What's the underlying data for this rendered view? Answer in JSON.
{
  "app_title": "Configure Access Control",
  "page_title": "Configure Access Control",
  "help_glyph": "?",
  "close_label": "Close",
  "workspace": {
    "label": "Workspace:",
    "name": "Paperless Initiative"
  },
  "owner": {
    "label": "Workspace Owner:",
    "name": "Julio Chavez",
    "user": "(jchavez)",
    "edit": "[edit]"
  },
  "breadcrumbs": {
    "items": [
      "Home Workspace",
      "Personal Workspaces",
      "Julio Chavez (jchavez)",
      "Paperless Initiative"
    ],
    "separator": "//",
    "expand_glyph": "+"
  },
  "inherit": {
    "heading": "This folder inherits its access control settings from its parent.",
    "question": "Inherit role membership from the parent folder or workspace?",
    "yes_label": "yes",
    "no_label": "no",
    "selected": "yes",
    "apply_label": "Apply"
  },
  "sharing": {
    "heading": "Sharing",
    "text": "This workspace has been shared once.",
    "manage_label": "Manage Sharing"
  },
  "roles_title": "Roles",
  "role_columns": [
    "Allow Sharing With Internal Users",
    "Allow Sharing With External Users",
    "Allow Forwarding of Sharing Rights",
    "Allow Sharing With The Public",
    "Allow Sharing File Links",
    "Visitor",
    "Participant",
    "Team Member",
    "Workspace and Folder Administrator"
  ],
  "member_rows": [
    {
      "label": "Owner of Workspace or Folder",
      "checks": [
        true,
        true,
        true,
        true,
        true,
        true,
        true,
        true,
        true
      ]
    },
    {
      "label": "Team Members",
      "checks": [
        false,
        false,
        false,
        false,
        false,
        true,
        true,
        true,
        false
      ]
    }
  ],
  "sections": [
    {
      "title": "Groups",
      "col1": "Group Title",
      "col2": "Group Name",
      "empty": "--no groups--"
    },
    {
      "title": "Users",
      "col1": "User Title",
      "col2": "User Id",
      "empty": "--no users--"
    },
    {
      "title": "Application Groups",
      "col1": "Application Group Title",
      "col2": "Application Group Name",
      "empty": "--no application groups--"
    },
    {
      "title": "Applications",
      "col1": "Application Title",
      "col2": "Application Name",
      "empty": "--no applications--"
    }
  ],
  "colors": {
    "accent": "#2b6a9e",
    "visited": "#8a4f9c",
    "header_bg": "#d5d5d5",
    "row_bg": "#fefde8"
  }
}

DIRECTIVE.
Copy all lines in the listing above where the string "heading" appears.

RESPONSE BELOW.
    "heading": "This folder inherits its access control settings from its parent.",
    "heading": "Sharing",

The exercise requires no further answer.